Stated goal:
Reproduce every one of the following rows verbatim, with no changes.

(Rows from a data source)
────────────────────────────────────────

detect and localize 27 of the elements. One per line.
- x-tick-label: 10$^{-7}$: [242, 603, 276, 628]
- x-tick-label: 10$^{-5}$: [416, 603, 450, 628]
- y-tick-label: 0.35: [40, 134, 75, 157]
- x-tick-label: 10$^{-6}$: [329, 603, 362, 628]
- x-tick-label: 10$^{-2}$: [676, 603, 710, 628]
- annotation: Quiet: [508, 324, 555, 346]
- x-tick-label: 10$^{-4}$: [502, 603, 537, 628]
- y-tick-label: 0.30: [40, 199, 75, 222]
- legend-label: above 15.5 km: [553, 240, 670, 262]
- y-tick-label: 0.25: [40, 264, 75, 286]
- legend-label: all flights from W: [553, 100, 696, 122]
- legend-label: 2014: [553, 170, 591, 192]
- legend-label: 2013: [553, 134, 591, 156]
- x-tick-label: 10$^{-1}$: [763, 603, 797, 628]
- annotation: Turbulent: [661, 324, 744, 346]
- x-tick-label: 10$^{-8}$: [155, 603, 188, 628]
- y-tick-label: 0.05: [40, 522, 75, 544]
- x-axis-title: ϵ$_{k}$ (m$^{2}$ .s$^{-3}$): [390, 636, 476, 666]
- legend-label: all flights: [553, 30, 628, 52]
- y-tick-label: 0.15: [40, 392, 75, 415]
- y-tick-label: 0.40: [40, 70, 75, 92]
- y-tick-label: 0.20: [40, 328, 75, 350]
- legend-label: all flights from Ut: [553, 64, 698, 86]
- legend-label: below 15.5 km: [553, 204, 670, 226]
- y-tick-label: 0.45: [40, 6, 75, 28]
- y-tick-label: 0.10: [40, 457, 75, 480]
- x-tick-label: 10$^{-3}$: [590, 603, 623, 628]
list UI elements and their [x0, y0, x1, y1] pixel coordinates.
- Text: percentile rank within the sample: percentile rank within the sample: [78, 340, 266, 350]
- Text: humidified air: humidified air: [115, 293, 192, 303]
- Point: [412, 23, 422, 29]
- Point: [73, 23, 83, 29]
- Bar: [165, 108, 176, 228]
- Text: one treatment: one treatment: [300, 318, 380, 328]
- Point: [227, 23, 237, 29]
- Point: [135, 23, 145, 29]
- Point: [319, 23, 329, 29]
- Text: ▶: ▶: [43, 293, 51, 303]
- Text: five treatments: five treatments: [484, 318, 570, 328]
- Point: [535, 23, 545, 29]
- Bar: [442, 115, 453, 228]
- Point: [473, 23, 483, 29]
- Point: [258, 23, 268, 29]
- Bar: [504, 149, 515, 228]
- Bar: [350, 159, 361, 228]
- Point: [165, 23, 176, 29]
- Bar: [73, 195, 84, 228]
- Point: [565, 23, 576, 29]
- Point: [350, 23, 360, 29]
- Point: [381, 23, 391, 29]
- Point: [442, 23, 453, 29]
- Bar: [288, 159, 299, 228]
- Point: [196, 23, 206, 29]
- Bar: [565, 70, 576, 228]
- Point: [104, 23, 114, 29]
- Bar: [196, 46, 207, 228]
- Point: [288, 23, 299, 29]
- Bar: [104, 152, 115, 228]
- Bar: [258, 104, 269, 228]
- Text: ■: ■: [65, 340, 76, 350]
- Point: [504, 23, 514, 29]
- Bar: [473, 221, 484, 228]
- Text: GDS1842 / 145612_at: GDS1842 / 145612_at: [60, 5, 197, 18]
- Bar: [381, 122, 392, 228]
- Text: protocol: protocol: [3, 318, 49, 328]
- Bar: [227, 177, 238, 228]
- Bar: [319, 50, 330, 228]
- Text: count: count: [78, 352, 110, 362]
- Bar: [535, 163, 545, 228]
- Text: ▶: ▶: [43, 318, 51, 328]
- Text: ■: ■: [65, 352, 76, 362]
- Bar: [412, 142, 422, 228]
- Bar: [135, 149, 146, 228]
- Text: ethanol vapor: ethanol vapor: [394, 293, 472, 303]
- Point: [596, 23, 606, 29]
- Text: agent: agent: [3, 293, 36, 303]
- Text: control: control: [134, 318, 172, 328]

────────────────────────────────────────

Expected output:
detect and localize 27 of the elements. One per line.
- x-tick-label: 10$^{-7}$: [242, 603, 276, 628]
- x-tick-label: 10$^{-5}$: [416, 603, 450, 628]
- y-tick-label: 0.35: [40, 134, 75, 157]
- x-tick-label: 10$^{-6}$: [329, 603, 362, 628]
- x-tick-label: 10$^{-2}$: [676, 603, 710, 628]
- annotation: Quiet: [508, 324, 555, 346]
- x-tick-label: 10$^{-4}$: [502, 603, 537, 628]
- y-tick-label: 0.30: [40, 199, 75, 222]
- legend-label: above 15.5 km: [553, 240, 670, 262]
- y-tick-label: 0.25: [40, 264, 75, 286]
- legend-label: all flights from W: [553, 100, 696, 122]
- legend-label: 2014: [553, 170, 591, 192]
- legend-label: 2013: [553, 134, 591, 156]
- x-tick-label: 10$^{-1}$: [763, 603, 797, 628]
- annotation: Turbulent: [661, 324, 744, 346]
- x-tick-label: 10$^{-8}$: [155, 603, 188, 628]
- y-tick-label: 0.05: [40, 522, 75, 544]
- x-axis-title: ϵ$_{k}$ (m$^{2}$ .s$^{-3}$): [390, 636, 476, 666]
- legend-label: all flights: [553, 30, 628, 52]
- y-tick-label: 0.15: [40, 392, 75, 415]
- y-tick-label: 0.40: [40, 70, 75, 92]
- y-tick-label: 0.20: [40, 328, 75, 350]
- legend-label: all flights from Ut: [553, 64, 698, 86]
- legend-label: below 15.5 km: [553, 204, 670, 226]
- y-tick-label: 0.45: [40, 6, 75, 28]
- y-tick-label: 0.10: [40, 457, 75, 480]
- x-tick-label: 10$^{-3}$: [590, 603, 623, 628]
list UI elements and their [x0, y0, x1, y1] pixel coordinates.
- Text: percentile rank within the sample: percentile rank within the sample: [78, 340, 266, 350]
- Text: humidified air: humidified air: [115, 293, 192, 303]
- Point: [412, 23, 422, 29]
- Point: [73, 23, 83, 29]
- Bar: [165, 108, 176, 228]
- Text: one treatment: one treatment: [300, 318, 380, 328]
- Point: [227, 23, 237, 29]
- Point: [135, 23, 145, 29]
- Point: [319, 23, 329, 29]
- Text: ▶: ▶: [43, 293, 51, 303]
- Text: five treatments: five treatments: [484, 318, 570, 328]
- Point: [535, 23, 545, 29]
- Bar: [442, 115, 453, 228]
- Point: [473, 23, 483, 29]
- Point: [258, 23, 268, 29]
- Bar: [504, 149, 515, 228]
- Bar: [350, 159, 361, 228]
- Point: [165, 23, 176, 29]
- Bar: [73, 195, 84, 228]
- Point: [565, 23, 576, 29]
- Point: [350, 23, 360, 29]
- Point: [381, 23, 391, 29]
- Point: [442, 23, 453, 29]
- Bar: [288, 159, 299, 228]
- Point: [196, 23, 206, 29]
- Bar: [565, 70, 576, 228]
- Point: [104, 23, 114, 29]
- Bar: [196, 46, 207, 228]
- Point: [288, 23, 299, 29]
- Bar: [104, 152, 115, 228]
- Bar: [258, 104, 269, 228]
- Text: ■: ■: [65, 340, 76, 350]
- Point: [504, 23, 514, 29]
- Bar: [473, 221, 484, 228]
- Text: GDS1842 / 145612_at: GDS1842 / 145612_at: [60, 5, 197, 18]
- Bar: [381, 122, 392, 228]
- Text: protocol: protocol: [3, 318, 49, 328]
- Bar: [227, 177, 238, 228]
- Bar: [319, 50, 330, 228]
- Text: count: count: [78, 352, 110, 362]
- Bar: [535, 163, 545, 228]
- Text: ▶: ▶: [43, 318, 51, 328]
- Text: ■: ■: [65, 352, 76, 362]
- Bar: [412, 142, 422, 228]
- Bar: [135, 149, 146, 228]
- Text: ethanol vapor: ethanol vapor: [394, 293, 472, 303]
- Point: [596, 23, 606, 29]
- Text: agent: agent: [3, 293, 36, 303]
- Text: control: control: [134, 318, 172, 328]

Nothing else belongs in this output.